## Start PROVIDED DATA

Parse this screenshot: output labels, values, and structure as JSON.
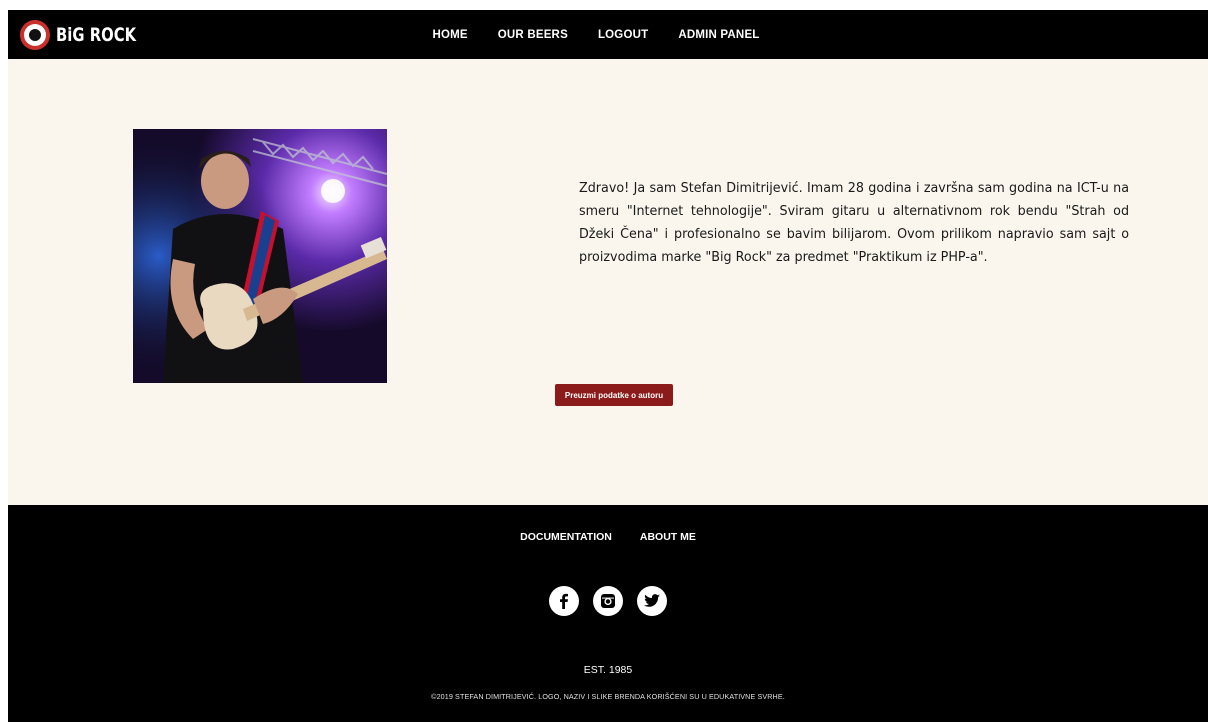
{
  "brand": {
    "logo_text": "BiG ROCK"
  },
  "nav": {
    "items": [
      {
        "label": "HOME"
      },
      {
        "label": "OUR BEERS"
      },
      {
        "label": "LOGOUT"
      },
      {
        "label": "ADMIN PANEL"
      }
    ]
  },
  "main": {
    "bio": "Zdravo! Ja sam Stefan Dimitrijević. Imam 28 godina i završna sam godina na ICT-u na smeru \"Internet tehnologije\". Sviram gitaru u alternativnom rok bendu \"Strah od Džeki Čena\" i profesionalno se bavim bilijarom. Ovom prilikom napravio sam sajt o proizvodima marke \"Big Rock\" za predmet \"Praktikum iz PHP-a\".",
    "download_label": "Preuzmi podatke o autoru"
  },
  "footer": {
    "links": [
      {
        "label": "DOCUMENTATION"
      },
      {
        "label": "ABOUT ME"
      }
    ],
    "socials": [
      "facebook-icon",
      "instagram-icon",
      "twitter-icon"
    ],
    "est": "EST. 1985",
    "copyright": "©2019 STEFAN DIMITRIJEVIĆ. LOGO, NAZIV I SLIKE BRENDA KORIŠĆENI SU U EDUKATIVNE SVRHE."
  },
  "colors": {
    "header_bg": "#000000",
    "main_bg": "#faf6ee",
    "button_bg": "#8b1a1a",
    "logo_red": "#c9302c"
  }
}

## End PROVIDED DATA

### GOAL
The answer is a single number, the count of lines in the records that contain the string "icon".

### ANSWER TO THIS PROBLEM
3